EXERCISE BRIEF
Restate the full listing word for word and leave the pictures out.

____ AVAILABLE RECORDS

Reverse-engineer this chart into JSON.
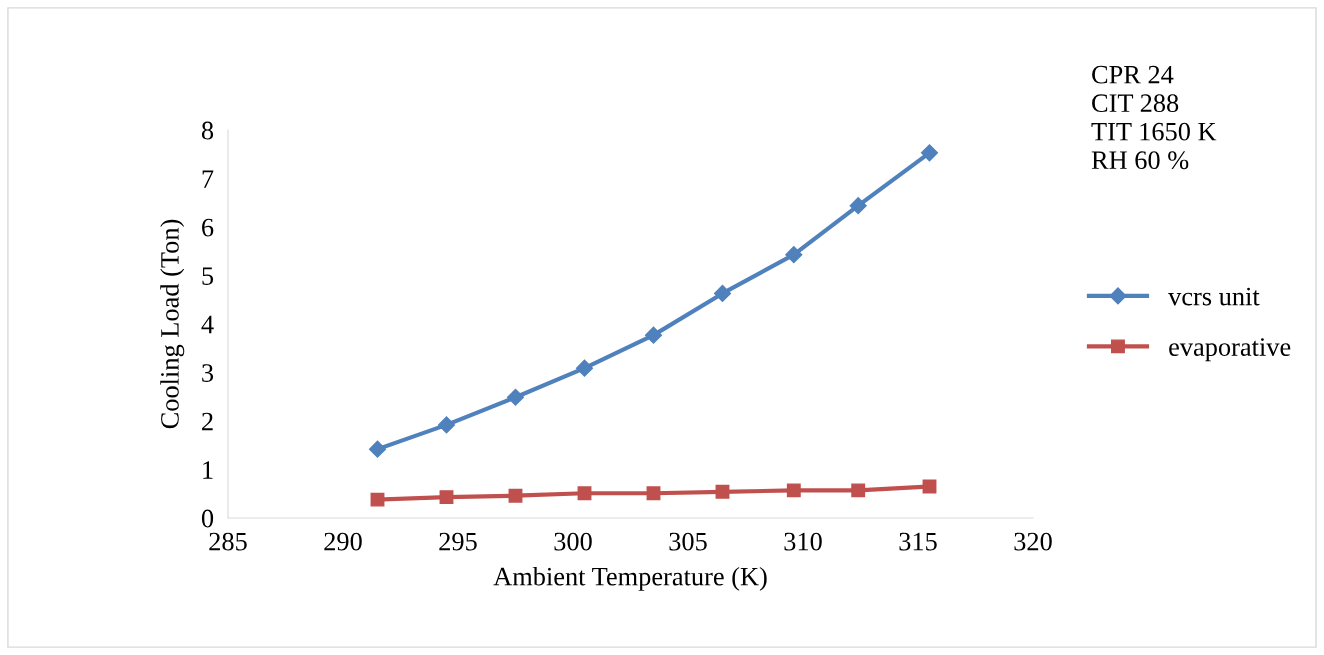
{
  "chart_data": {
    "type": "line",
    "xlabel": "Ambient Temperature (K)",
    "ylabel": "Cooling Load (Ton)",
    "x": [
      291.5,
      294.5,
      297.5,
      300.5,
      303.5,
      306.5,
      309.6,
      312.4,
      315.5
    ],
    "series": [
      {
        "name": "vcrs unit",
        "color": "#4f81bd",
        "marker": "diamond",
        "values": [
          1.42,
          1.92,
          2.49,
          3.09,
          3.77,
          4.63,
          5.43,
          6.44,
          7.53
        ]
      },
      {
        "name": "evaporative",
        "color": "#c0504d",
        "marker": "square",
        "values": [
          0.38,
          0.43,
          0.46,
          0.51,
          0.51,
          0.54,
          0.57,
          0.57,
          0.65
        ]
      }
    ],
    "xlim": [
      285,
      320
    ],
    "xticks": [
      285,
      290,
      295,
      300,
      305,
      310,
      315,
      320
    ],
    "ylim": [
      0,
      8
    ],
    "yticks": [
      0,
      1,
      2,
      3,
      4,
      5,
      6,
      7,
      8
    ],
    "grid": false,
    "legend": "right",
    "line_style": "solid",
    "annotations": [
      "CPR 24",
      "CIT 288",
      "TIT 1650 K",
      "RH 60 %"
    ]
  }
}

________

TASK RESULT
Reverse-engineer this chart into JSON.
{
  "chart_data": {
    "type": "line",
    "xlabel": "Ambient Temperature (K)",
    "ylabel": "Cooling Load (Ton)",
    "x": [
      291.5,
      294.5,
      297.5,
      300.5,
      303.5,
      306.5,
      309.6,
      312.4,
      315.5
    ],
    "series": [
      {
        "name": "vcrs unit",
        "color": "#4f81bd",
        "marker": "diamond",
        "values": [
          1.42,
          1.92,
          2.49,
          3.09,
          3.77,
          4.63,
          5.43,
          6.44,
          7.53
        ]
      },
      {
        "name": "evaporative",
        "color": "#c0504d",
        "marker": "square",
        "values": [
          0.38,
          0.43,
          0.46,
          0.51,
          0.51,
          0.54,
          0.57,
          0.57,
          0.65
        ]
      }
    ],
    "xlim": [
      285,
      320
    ],
    "xticks": [
      285,
      290,
      295,
      300,
      305,
      310,
      315,
      320
    ],
    "ylim": [
      0,
      8
    ],
    "yticks": [
      0,
      1,
      2,
      3,
      4,
      5,
      6,
      7,
      8
    ],
    "grid": false,
    "legend": "right",
    "line_style": "solid",
    "annotations": [
      "CPR 24",
      "CIT 288",
      "TIT 1650 K",
      "RH 60 %"
    ]
  }
}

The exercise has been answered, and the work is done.